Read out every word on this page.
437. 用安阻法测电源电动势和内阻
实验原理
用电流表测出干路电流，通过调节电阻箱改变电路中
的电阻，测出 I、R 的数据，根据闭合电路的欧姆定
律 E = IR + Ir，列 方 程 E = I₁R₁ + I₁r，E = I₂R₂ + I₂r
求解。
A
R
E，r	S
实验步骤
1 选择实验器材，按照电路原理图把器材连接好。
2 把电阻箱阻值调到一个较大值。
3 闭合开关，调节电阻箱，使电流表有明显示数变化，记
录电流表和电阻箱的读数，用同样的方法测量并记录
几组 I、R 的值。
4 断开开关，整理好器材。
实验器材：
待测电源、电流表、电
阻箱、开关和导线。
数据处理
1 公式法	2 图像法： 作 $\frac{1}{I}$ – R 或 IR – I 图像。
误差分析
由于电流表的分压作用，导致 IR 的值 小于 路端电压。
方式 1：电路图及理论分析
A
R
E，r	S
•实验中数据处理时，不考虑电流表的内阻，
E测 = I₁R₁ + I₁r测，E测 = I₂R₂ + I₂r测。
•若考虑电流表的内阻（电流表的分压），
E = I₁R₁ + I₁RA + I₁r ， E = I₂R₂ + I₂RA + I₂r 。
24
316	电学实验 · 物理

------------------------------------------------

### What to work on
Would you reproduce the material above in full, exactly as given?

### Result of the exercise
Read out every word on this page.
437. 用安阻法测电源电动势和内阻
实验原理
用电流表测出干路电流，通过调节电阻箱改变电路中
的电阻，测出 I、R 的数据，根据闭合电路的欧姆定
律 E = IR + Ir，列 方 程 E = I₁R₁ + I₁r，E = I₂R₂ + I₂r
求解。
A
R
E，r	S
实验步骤
1 选择实验器材，按照电路原理图把器材连接好。
2 把电阻箱阻值调到一个较大值。
3 闭合开关，调节电阻箱，使电流表有明显示数变化，记
录电流表和电阻箱的读数，用同样的方法测量并记录
几组 I、R 的值。
4 断开开关，整理好器材。
实验器材：
待测电源、电流表、电
阻箱、开关和导线。
数据处理
1 公式法	2 图像法： 作 $\frac{1}{I}$ – R 或 IR – I 图像。
误差分析
由于电流表的分压作用，导致 IR 的值 小于 路端电压。
方式 1：电路图及理论分析
A
R
E，r	S
•实验中数据处理时，不考虑电流表的内阻，
E测 = I₁R₁ + I₁r测，E测 = I₂R₂ + I₂r测。
•若考虑电流表的内阻（电流表的分压），
E = I₁R₁ + I₁RA + I₁r ， E = I₂R₂ + I₂RA + I₂r 。
24
316	电学实验 · 物理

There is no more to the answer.